> _EXERCISE TASK_
Say how many lines in the data below contain the word "JSON", and give no other text.

> _MATERIAL FOR THE TASK_
· · · · · · ·
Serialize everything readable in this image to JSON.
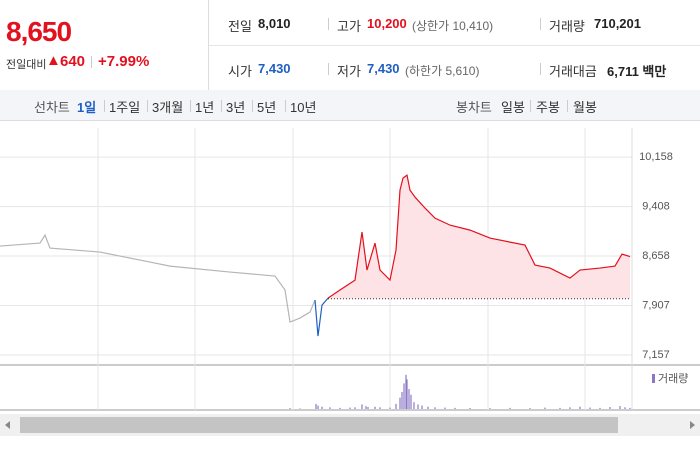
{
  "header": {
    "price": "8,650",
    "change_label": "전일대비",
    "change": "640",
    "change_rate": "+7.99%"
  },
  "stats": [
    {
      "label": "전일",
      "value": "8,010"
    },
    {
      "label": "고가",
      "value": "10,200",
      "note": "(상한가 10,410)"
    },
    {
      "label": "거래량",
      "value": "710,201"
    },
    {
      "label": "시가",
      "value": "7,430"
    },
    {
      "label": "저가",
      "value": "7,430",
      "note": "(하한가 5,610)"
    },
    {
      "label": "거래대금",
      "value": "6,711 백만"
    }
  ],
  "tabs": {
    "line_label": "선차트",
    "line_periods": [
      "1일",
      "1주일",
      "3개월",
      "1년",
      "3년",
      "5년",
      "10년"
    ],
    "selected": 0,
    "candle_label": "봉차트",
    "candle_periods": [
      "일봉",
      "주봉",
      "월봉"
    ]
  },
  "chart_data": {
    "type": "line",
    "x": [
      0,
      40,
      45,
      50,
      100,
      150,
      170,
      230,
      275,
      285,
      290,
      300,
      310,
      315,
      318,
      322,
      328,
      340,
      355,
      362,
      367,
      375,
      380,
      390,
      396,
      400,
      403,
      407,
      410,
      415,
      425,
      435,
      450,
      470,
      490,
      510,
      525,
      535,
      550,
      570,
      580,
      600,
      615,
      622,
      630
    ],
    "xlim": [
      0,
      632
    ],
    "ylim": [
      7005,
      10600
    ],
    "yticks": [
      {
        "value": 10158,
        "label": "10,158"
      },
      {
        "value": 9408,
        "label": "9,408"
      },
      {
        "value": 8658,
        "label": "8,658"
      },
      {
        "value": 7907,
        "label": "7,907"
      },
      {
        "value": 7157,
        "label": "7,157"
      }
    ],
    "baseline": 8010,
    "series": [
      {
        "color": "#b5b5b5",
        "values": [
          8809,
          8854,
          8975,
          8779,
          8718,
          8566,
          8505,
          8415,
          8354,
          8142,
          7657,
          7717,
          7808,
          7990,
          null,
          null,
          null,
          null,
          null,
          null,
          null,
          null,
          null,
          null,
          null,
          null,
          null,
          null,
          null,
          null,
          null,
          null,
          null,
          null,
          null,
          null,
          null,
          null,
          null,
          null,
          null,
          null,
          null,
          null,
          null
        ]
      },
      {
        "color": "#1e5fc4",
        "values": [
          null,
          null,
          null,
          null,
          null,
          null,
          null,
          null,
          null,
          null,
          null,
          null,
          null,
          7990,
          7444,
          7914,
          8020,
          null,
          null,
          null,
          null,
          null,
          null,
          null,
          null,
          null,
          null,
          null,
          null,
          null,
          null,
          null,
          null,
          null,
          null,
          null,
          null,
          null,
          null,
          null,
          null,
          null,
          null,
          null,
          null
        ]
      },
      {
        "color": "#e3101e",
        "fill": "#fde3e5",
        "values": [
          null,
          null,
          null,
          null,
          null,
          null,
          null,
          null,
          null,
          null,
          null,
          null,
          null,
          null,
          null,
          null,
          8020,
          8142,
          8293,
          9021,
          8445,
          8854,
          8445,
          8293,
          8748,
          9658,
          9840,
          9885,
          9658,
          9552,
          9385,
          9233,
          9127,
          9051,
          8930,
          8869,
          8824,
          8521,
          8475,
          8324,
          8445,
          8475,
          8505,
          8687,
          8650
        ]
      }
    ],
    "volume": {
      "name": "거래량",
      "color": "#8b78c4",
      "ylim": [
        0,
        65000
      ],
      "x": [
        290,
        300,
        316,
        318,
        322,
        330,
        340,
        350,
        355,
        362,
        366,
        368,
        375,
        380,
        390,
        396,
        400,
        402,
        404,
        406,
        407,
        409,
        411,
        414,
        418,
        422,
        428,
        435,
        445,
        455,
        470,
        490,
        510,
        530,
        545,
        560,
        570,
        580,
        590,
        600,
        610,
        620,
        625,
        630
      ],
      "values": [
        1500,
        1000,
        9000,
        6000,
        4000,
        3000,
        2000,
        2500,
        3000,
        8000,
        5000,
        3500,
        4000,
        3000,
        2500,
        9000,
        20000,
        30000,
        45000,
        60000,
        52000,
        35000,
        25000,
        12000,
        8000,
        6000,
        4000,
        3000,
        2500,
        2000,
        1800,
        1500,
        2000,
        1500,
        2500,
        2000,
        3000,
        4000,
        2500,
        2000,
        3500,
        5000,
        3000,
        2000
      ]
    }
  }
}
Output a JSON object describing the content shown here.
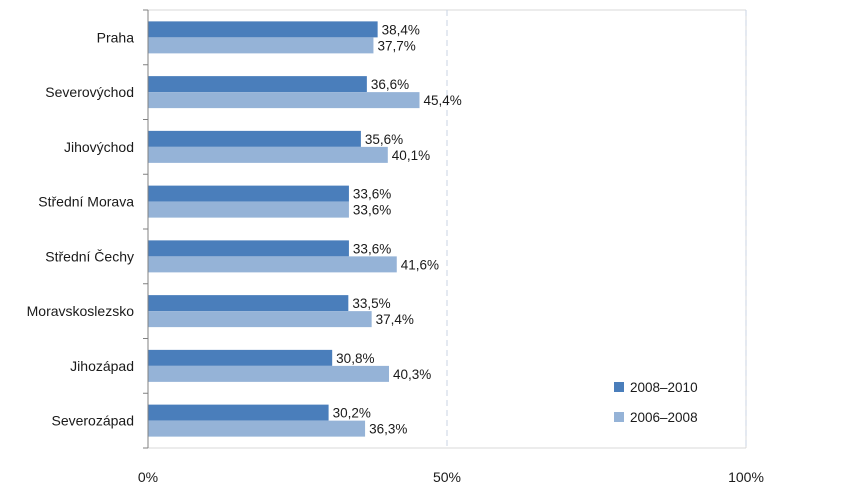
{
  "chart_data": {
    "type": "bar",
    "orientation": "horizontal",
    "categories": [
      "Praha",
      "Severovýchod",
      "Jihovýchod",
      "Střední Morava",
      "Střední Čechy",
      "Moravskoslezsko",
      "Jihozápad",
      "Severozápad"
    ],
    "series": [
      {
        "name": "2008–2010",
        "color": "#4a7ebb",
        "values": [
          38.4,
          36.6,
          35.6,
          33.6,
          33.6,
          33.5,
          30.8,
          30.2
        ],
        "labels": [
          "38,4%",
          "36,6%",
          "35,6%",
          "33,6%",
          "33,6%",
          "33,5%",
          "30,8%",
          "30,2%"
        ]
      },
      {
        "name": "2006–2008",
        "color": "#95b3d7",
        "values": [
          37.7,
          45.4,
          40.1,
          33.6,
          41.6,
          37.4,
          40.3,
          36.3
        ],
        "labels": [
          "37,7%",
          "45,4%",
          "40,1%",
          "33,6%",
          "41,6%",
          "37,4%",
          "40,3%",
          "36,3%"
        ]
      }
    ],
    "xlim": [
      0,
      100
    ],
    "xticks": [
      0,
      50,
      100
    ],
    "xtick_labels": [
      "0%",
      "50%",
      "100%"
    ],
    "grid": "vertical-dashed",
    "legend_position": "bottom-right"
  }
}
· · · · · · ·
> _TASK SOLUTION_
2